**Set task:**
How many lines of these entries hold the string "Summe"? Answer with the number alone.

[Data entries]
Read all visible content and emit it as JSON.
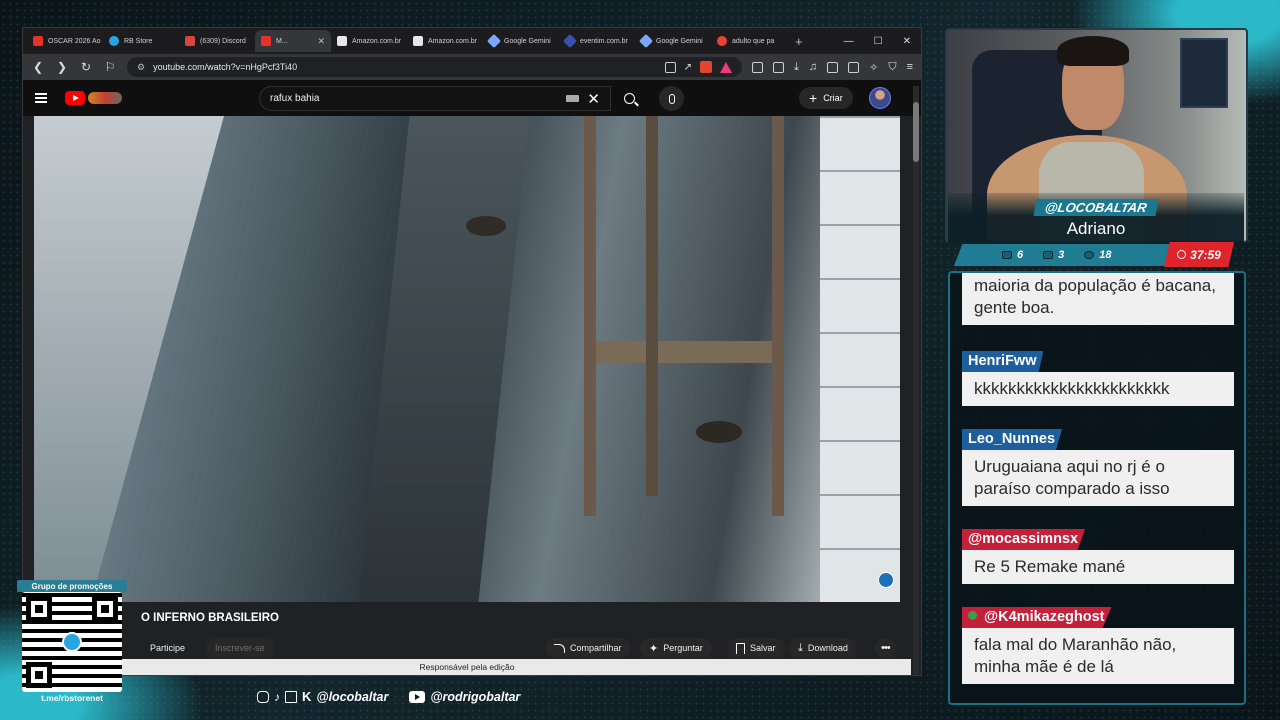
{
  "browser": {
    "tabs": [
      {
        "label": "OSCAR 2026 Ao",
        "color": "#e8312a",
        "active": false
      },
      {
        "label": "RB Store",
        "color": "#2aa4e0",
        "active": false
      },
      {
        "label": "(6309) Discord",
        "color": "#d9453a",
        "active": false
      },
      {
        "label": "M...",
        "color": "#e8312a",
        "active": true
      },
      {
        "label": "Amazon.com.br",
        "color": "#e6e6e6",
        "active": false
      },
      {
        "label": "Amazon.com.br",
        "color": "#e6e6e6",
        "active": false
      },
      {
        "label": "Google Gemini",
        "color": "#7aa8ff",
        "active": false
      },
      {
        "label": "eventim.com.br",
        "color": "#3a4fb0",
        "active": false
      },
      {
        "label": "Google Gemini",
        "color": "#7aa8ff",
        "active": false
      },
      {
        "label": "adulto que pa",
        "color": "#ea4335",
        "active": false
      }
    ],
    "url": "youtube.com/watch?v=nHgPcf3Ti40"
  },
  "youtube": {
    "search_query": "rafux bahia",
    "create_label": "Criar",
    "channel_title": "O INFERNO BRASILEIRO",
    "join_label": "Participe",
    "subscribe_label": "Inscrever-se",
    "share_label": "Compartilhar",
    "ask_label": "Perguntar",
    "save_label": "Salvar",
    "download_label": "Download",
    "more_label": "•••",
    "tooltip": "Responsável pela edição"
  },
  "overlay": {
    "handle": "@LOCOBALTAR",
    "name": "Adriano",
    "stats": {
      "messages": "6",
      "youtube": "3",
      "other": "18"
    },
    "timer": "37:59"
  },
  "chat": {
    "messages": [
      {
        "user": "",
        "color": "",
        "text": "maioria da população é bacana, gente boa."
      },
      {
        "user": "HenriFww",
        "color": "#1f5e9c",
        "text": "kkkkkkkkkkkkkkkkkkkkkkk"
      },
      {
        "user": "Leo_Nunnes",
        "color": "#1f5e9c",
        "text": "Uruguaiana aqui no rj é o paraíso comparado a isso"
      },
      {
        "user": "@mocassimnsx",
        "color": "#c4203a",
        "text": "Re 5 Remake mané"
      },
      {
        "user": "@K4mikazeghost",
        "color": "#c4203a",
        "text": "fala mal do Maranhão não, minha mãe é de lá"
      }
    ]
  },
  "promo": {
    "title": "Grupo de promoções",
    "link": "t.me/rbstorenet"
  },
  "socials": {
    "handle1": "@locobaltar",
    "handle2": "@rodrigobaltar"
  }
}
* * *
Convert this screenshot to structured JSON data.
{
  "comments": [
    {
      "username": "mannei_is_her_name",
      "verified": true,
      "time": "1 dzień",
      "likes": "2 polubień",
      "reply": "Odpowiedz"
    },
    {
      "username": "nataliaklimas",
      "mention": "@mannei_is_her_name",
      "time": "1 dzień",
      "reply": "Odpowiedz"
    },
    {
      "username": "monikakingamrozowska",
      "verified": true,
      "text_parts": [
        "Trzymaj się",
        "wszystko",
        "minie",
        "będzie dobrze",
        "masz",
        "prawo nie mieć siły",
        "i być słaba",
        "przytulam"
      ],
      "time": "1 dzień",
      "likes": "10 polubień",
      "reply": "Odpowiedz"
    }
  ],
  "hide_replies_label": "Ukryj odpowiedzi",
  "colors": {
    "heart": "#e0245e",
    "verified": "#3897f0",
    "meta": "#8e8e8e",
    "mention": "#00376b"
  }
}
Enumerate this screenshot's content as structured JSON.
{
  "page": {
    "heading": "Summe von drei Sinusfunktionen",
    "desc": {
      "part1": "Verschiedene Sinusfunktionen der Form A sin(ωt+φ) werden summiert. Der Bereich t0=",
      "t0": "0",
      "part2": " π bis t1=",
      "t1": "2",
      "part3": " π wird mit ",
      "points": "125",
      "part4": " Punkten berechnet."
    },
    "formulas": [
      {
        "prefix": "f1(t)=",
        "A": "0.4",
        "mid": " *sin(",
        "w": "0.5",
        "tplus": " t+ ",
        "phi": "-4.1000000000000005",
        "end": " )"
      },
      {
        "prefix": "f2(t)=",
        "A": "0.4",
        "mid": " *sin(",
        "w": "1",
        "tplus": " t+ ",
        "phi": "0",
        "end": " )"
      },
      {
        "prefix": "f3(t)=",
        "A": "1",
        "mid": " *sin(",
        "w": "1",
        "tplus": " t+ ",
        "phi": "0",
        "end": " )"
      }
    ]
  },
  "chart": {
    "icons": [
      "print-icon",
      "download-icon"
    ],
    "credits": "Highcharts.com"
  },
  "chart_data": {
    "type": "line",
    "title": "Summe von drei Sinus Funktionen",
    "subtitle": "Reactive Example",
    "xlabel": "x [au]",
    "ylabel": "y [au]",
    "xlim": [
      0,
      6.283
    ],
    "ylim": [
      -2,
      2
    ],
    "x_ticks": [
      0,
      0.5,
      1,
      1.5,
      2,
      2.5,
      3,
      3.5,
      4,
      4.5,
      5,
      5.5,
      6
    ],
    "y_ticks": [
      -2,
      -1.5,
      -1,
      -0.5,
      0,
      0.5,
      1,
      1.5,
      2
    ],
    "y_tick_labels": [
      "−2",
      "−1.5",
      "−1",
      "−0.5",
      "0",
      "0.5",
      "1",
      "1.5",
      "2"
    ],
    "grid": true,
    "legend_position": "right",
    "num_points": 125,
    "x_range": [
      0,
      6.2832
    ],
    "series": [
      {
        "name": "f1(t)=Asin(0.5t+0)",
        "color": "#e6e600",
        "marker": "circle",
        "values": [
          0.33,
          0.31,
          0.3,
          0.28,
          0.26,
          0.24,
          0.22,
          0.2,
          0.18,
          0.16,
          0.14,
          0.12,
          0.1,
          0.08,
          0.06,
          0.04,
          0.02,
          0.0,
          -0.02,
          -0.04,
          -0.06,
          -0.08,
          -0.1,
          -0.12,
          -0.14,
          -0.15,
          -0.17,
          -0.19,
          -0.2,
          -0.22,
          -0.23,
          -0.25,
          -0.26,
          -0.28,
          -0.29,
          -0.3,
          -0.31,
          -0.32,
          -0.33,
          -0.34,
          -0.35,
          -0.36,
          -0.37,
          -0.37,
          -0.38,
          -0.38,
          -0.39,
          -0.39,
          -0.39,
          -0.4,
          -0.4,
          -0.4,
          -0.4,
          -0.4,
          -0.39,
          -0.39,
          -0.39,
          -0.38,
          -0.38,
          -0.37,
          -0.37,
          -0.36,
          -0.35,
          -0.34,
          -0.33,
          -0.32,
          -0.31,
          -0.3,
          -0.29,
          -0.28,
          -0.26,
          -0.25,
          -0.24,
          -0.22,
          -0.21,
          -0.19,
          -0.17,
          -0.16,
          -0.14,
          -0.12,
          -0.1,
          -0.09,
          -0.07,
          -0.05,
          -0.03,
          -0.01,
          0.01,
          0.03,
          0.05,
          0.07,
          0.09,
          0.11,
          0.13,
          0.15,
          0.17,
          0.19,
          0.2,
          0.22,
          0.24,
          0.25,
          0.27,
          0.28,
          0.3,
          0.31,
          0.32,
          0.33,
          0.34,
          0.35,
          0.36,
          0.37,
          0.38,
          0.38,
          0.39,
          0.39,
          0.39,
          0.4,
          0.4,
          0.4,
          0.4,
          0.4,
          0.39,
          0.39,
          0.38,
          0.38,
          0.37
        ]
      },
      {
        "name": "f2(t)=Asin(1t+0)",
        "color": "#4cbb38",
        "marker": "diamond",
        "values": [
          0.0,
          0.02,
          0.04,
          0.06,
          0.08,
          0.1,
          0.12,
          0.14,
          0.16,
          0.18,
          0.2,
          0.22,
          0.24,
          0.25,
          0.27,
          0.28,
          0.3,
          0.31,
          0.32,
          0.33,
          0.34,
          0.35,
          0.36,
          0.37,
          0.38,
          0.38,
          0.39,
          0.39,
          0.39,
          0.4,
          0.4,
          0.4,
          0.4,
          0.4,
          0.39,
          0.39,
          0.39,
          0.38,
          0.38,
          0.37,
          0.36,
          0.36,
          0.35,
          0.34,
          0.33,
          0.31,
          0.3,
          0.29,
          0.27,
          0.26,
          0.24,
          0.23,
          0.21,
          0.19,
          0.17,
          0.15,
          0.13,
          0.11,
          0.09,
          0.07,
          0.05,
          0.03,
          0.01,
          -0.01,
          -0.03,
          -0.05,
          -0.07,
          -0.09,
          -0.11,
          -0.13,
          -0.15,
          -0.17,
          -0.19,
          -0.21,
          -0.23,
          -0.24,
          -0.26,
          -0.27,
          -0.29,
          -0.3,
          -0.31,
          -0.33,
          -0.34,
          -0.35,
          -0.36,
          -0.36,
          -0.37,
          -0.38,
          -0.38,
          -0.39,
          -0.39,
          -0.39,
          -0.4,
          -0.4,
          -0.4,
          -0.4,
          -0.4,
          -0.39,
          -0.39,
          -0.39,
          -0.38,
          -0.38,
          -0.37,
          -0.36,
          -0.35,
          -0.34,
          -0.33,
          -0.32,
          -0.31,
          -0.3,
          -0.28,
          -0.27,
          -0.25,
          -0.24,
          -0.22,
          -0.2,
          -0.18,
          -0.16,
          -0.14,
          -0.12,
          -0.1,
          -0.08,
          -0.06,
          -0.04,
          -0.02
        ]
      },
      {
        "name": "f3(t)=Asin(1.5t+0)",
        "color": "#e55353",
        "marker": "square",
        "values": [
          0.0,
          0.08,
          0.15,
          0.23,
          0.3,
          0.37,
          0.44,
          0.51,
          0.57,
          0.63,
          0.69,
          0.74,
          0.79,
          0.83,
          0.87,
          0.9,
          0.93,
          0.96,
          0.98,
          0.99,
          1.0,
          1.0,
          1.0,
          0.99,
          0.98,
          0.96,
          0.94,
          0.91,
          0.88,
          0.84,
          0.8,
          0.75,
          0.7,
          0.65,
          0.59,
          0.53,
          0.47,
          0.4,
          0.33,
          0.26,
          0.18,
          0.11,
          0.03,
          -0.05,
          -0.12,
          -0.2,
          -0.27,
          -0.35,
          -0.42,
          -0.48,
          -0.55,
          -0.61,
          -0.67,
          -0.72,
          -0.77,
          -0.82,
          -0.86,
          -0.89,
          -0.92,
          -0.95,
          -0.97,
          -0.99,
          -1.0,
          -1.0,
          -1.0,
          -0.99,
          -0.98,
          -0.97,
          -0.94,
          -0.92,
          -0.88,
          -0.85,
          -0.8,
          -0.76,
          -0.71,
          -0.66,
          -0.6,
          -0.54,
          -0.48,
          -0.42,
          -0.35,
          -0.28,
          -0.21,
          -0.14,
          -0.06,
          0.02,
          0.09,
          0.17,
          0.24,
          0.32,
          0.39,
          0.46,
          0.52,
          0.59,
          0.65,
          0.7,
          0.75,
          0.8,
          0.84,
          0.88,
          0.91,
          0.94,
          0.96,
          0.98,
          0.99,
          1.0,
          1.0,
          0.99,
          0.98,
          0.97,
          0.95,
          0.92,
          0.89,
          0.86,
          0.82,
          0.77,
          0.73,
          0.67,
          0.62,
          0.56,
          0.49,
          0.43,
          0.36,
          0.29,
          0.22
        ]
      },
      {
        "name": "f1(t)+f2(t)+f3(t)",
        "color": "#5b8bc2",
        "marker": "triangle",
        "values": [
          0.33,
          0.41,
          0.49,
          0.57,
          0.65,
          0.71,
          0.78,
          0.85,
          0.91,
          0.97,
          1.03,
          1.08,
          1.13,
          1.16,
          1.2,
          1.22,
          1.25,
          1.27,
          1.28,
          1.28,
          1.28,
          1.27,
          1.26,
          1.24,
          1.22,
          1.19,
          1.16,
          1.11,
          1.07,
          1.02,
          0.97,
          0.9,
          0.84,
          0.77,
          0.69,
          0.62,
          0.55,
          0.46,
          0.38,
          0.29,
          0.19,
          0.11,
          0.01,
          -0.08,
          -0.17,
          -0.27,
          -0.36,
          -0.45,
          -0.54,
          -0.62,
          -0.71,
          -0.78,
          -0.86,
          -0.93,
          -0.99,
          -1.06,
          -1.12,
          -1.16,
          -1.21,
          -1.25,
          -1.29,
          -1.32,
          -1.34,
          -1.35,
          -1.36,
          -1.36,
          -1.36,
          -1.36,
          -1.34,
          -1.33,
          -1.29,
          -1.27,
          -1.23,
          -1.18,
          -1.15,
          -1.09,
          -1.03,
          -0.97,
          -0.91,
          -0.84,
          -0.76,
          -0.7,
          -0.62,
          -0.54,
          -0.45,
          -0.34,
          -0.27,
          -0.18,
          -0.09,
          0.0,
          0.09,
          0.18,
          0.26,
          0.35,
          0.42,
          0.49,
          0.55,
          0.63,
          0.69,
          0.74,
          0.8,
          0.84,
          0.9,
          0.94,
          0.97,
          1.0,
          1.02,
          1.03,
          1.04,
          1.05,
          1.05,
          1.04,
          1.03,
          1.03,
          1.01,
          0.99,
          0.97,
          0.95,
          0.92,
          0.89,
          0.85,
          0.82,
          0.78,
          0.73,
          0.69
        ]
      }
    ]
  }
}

**Answer:**
2